Instruction: Gather up the lines that contain "number".

## BEGIN Excerpted data

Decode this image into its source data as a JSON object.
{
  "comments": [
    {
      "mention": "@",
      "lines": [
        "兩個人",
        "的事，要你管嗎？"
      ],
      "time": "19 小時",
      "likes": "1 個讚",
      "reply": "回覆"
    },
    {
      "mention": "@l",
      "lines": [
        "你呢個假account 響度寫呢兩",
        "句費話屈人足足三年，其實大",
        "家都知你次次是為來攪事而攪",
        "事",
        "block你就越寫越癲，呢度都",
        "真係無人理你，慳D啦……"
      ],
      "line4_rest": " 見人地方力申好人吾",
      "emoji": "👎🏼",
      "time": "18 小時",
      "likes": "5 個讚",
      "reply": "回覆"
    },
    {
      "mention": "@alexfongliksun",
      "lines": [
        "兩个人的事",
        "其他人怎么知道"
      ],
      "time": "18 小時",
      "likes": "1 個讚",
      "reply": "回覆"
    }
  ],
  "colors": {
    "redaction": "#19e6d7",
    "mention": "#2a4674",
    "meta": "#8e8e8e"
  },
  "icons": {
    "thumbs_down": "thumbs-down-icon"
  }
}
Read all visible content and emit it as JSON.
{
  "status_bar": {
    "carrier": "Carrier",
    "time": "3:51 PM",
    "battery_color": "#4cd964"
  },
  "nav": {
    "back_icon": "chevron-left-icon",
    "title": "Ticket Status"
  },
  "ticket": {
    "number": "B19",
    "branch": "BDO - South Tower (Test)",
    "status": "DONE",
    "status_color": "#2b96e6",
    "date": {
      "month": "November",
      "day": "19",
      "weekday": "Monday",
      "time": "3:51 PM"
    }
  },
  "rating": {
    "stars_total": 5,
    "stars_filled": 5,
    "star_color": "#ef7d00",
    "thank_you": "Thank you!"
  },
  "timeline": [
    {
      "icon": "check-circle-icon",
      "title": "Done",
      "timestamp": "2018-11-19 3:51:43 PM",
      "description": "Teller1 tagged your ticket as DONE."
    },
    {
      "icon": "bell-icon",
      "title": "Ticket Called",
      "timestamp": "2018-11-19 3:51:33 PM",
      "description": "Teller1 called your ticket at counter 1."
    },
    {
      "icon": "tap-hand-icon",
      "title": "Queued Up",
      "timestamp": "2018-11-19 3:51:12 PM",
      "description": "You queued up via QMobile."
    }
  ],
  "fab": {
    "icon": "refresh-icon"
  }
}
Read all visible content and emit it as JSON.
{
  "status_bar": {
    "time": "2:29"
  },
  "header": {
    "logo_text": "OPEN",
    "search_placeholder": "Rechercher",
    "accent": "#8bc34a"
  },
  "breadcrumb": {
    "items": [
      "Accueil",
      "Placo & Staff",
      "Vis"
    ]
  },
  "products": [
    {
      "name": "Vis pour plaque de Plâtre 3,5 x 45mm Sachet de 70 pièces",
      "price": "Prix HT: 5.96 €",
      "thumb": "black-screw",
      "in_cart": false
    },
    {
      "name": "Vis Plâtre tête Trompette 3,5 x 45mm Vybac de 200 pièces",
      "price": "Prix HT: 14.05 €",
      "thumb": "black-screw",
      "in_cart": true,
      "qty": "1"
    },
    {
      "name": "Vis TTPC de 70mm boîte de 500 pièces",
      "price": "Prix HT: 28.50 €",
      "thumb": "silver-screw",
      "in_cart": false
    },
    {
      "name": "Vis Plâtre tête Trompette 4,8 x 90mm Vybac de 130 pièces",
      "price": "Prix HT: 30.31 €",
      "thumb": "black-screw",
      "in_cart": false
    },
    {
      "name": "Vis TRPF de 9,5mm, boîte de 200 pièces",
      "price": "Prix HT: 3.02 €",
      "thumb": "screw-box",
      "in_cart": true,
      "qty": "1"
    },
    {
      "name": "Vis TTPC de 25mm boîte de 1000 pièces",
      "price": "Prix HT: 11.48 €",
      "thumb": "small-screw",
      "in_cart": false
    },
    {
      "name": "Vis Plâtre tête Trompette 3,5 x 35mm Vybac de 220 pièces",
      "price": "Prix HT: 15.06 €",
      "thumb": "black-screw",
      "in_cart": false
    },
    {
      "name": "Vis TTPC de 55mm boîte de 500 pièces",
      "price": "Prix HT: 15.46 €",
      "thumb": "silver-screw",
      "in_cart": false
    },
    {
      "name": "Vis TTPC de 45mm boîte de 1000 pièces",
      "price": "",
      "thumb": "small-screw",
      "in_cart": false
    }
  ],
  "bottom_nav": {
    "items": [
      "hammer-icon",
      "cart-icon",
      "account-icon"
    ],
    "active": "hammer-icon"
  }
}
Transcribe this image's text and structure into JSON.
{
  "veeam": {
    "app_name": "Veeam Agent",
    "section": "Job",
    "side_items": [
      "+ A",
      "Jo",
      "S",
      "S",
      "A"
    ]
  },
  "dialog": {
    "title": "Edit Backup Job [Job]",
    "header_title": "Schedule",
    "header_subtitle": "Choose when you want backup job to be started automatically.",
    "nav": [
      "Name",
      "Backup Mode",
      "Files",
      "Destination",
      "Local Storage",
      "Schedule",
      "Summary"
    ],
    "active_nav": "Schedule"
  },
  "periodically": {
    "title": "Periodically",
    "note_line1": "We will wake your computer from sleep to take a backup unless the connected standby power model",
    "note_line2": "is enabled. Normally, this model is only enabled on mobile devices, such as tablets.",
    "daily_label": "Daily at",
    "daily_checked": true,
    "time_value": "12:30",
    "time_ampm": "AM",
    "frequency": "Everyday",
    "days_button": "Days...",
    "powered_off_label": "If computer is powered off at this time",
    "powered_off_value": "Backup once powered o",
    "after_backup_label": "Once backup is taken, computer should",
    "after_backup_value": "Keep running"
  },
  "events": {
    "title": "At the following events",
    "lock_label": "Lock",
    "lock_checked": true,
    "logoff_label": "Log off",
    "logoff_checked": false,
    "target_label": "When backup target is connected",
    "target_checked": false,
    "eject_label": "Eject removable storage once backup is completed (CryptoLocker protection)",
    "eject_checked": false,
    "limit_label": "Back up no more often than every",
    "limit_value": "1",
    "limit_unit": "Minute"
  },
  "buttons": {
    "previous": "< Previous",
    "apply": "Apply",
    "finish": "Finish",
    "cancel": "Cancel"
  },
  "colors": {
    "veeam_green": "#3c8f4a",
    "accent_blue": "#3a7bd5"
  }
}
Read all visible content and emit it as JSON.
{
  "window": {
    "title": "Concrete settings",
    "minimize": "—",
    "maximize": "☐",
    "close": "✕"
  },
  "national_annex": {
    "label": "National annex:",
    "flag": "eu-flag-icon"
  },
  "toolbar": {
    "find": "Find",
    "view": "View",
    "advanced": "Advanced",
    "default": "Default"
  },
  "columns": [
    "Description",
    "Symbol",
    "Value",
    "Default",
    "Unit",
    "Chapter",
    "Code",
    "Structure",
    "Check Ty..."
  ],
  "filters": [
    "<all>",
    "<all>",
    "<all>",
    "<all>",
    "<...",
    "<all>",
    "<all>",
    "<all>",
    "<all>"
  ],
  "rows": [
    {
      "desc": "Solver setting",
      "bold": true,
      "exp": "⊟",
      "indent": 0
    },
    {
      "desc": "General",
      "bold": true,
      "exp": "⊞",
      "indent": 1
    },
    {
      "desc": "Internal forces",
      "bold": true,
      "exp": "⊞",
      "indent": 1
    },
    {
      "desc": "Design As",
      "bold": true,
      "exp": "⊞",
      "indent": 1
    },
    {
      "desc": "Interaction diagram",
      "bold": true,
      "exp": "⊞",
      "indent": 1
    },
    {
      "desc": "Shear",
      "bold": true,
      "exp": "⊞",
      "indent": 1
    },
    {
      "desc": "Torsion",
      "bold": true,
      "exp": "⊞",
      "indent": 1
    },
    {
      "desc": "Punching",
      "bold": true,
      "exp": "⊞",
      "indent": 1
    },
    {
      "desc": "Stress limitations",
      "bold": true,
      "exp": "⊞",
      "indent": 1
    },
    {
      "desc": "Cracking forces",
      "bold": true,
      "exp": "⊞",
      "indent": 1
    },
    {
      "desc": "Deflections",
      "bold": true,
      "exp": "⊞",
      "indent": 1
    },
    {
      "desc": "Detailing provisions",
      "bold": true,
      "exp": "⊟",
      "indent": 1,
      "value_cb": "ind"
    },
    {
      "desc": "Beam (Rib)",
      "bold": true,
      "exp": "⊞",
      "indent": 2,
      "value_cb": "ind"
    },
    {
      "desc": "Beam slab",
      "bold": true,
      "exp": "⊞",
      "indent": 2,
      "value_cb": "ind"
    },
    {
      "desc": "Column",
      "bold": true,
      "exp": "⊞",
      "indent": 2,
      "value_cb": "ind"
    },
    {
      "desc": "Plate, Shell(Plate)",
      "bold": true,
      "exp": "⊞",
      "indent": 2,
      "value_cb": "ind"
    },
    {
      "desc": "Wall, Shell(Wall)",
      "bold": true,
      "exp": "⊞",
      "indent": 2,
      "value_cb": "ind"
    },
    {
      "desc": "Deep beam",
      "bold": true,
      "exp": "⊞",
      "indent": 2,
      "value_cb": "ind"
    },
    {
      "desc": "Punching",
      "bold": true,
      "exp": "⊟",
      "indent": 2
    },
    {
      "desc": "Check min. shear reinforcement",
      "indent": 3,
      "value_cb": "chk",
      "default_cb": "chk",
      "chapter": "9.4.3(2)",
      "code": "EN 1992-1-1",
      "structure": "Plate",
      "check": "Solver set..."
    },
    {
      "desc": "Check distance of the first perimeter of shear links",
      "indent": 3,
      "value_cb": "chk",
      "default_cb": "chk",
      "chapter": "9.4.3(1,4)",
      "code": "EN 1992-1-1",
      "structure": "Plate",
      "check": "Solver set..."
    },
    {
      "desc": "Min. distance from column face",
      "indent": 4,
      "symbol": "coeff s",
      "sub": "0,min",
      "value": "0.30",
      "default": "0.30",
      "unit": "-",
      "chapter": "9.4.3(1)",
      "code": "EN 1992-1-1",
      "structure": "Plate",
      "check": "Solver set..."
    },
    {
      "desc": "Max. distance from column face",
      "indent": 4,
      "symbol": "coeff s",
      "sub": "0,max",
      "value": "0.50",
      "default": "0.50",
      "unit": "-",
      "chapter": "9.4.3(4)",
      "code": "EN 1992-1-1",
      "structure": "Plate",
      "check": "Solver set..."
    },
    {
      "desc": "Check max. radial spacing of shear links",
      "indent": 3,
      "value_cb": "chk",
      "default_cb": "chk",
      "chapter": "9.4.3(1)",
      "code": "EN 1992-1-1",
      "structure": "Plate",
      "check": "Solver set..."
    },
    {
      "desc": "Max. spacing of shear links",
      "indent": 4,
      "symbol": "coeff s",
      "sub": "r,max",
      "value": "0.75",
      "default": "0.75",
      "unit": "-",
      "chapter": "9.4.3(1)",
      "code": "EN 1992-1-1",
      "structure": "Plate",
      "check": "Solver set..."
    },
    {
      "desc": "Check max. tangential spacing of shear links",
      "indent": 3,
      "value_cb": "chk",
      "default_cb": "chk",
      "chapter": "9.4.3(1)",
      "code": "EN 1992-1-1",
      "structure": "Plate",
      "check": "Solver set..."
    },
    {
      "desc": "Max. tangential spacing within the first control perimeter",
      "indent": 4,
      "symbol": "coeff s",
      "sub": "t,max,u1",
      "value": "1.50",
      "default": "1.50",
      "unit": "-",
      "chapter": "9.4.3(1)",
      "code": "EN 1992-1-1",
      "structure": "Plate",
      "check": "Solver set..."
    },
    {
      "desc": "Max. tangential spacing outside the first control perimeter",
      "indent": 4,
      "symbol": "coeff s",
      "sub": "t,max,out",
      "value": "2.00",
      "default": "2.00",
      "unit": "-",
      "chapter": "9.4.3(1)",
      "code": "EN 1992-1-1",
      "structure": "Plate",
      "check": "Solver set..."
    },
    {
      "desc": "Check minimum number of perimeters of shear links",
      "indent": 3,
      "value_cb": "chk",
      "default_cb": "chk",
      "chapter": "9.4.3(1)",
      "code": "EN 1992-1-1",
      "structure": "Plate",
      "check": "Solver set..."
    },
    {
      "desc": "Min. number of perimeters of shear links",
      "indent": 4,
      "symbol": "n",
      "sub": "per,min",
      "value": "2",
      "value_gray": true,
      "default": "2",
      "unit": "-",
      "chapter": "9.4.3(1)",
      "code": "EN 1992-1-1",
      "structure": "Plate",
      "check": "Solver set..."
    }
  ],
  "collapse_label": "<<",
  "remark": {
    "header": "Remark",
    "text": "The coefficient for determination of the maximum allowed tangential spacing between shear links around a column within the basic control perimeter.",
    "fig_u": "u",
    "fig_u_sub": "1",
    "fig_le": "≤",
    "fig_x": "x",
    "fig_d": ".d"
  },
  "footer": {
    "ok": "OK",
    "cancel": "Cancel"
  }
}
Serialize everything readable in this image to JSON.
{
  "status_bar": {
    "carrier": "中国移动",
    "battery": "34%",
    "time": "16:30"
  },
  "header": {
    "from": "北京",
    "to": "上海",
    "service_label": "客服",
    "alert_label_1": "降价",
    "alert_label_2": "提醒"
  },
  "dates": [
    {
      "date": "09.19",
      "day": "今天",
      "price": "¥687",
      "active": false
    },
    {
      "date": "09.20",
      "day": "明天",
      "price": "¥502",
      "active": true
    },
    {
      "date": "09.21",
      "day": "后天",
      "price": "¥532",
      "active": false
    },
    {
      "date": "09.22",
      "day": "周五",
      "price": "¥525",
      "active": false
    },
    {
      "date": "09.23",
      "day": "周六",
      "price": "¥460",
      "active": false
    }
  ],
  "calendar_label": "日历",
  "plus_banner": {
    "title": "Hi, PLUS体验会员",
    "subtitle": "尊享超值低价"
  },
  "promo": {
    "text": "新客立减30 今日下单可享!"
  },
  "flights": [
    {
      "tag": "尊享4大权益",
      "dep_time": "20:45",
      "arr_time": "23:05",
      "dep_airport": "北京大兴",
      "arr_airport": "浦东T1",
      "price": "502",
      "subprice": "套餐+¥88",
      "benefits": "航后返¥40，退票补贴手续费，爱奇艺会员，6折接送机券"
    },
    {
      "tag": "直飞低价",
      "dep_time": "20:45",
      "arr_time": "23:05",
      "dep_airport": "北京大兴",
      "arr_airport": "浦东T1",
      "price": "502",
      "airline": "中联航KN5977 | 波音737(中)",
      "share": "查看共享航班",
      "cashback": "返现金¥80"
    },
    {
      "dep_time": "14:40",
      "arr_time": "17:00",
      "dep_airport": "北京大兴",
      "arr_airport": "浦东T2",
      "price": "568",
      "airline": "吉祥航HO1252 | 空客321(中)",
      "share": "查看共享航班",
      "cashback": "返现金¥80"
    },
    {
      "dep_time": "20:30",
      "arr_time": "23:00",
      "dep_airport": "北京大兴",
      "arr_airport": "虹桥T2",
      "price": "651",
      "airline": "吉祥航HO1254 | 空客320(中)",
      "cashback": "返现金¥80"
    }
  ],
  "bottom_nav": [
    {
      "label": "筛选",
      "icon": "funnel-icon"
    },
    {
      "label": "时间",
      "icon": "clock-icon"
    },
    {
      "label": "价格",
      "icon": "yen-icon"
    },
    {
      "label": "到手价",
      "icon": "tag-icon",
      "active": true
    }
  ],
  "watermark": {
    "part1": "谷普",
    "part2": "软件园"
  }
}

## END Excerpted data

In response:
    "number": "B19",
      "desc": "Check minimum number of perimeters of shear links",
      "desc": "Min. number of perimeters of shear links",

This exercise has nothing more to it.